Turn every line of the rows below into a numbered list. Skip blank lines and leave out the pictures.

ITEMS →

━━━━━━━━━━━━━━━━

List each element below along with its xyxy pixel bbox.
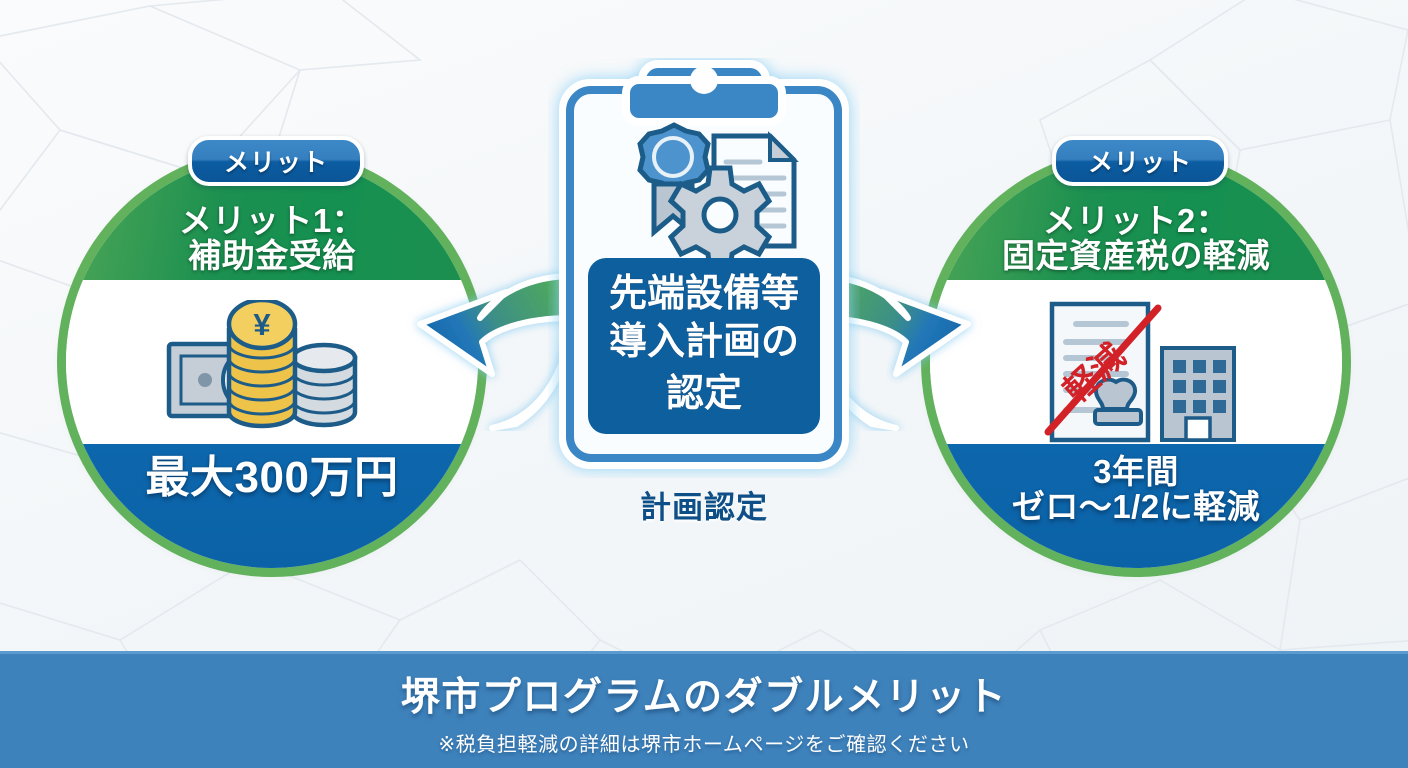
merit-2-value: 3年間 ゼロ～1/2に軽減 [1002,454,1270,525]
bottom-banner: 堺市プログラムのダブルメリット ※税負担軽減の詳細は堺市ホームページをご確認くだ… [0,651,1408,768]
merit-2-value-line-1: 3年間 [1012,454,1260,489]
merit-1-title: メリット1： 補助金受給 [165,203,379,274]
merit-1-title-line-2: 補助金受給 [179,238,365,274]
clipboard-clip [626,64,782,122]
merit-1-value-band: 最大300万円 [66,444,478,568]
money-icon: ¥ [165,300,381,435]
svg-text:先端設備等: 先端設備等 [609,273,799,315]
merit-1-title-line-1: メリット1： [179,203,365,239]
merit-2-title: メリット2： 固定資産税の軽減 [988,203,1284,274]
banner-title: 堺市プログラムのダブルメリット [401,666,1007,722]
merit-2-title-line-2: 固定資産税の軽減 [1002,238,1270,274]
merit-1-badge: メリット [188,136,364,186]
svg-text:導入計画の: 導入計画の [609,321,799,363]
infographic-canvas: メリット1： 補助金受給 最大300万円 メリット [0,0,1408,768]
yen-symbol: ¥ [253,307,271,342]
plan-certification-clipboard: 先端設備等 導入計画の 認定 [548,58,860,483]
merit-2-value-band: 3年間 ゼロ～1/2に軽減 [930,444,1342,568]
merit-2-value-line-2: ゼロ～1/2に軽減 [1012,489,1260,524]
merit-2-title-line-1: メリット2： [1002,203,1270,239]
banner-note: ※税負担軽減の詳細は堺市ホームページをご確認ください [438,728,969,757]
svg-text:認定: 認定 [666,373,742,415]
merit-2-badge-label: メリット [1088,143,1192,179]
gold-coin-stack-icon: ¥ [229,300,295,426]
merit-2-badge: メリット [1052,136,1228,186]
merit-1-value: 最大300万円 [136,454,409,501]
tax-reduction-icon: 軽減 [1040,300,1240,450]
silver-coin-stack-icon [293,345,355,425]
clipboard-caption: 計画認定 [548,482,860,527]
merit-1-badge-label: メリット [224,143,328,179]
building-icon [1162,348,1234,440]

━━━━━━━━━━━━━━━━

THE COMPLETED TASK →
1. List each element below along with its xyxy pixel bbox.
2. merit-2-value: 3年間 ゼロ～1/2に軽減 [1002,454,1270,525]
3. bottom-banner: 堺市プログラムのダブルメリット ※税負担軽減の詳細は堺市ホームページをご確認くだ… [0,651,1408,768]
4. merit-2-value-line-1: 3年間 [1012,454,1260,489]
5. merit-1-title: メリット1： 補助金受給 [165,203,379,274]
6. merit-1-title-line-2: 補助金受給 [179,238,365,274]
7. clipboard-clip [626,64,782,122]
8. merit-1-value-band: 最大300万円 [66,444,478,568]
9. money-icon: ¥ [165,300,381,435]
10. svg-text:先端設備等: 先端設備等 [609,273,799,315]
11. merit-1-title-line-1: メリット1： [179,203,365,239]
12. merit-2-title: メリット2： 固定資産税の軽減 [988,203,1284,274]
13. banner-title: 堺市プログラムのダブルメリット [401,666,1007,722]
14. merit-2-title-line-2: 固定資産税の軽減 [1002,238,1270,274]
15. merit-1-badge: メリット [188,136,364,186]
16. svg-text:導入計画の: 導入計画の [609,321,799,363]
17. infographic-canvas: メリット1： 補助金受給 最大300万円 メリット [0,0,1408,768]
18. yen-symbol: ¥ [253,307,271,342]
19. plan-certification-clipboard: 先端設備等 導入計画の 認定 [548,58,860,483]
20. merit-2-value-band: 3年間 ゼロ～1/2に軽減 [930,444,1342,568]
21. merit-2-value-line-2: ゼロ～1/2に軽減 [1012,489,1260,524]
22. merit-2-title-line-1: メリット2： [1002,203,1270,239]
23. banner-note: ※税負担軽減の詳細は堺市ホームページをご確認ください [438,728,969,757]
24. svg-text:認定: 認定 [666,373,742,415]
25. merit-2-badge-label: メリット [1088,143,1192,179]
26. gold-coin-stack-icon: ¥ [229,300,295,426]
27. merit-2-badge: メリット [1052,136,1228,186]
28. merit-1-value: 最大300万円 [136,454,409,501]
29. tax-reduction-icon: 軽減 [1040,300,1240,450]
30. silver-coin-stack-icon [293,345,355,425]
31. clipboard-caption: 計画認定 [548,482,860,527]
32. merit-1-badge-label: メリット [224,143,328,179]
33. building-icon [1162,348,1234,440]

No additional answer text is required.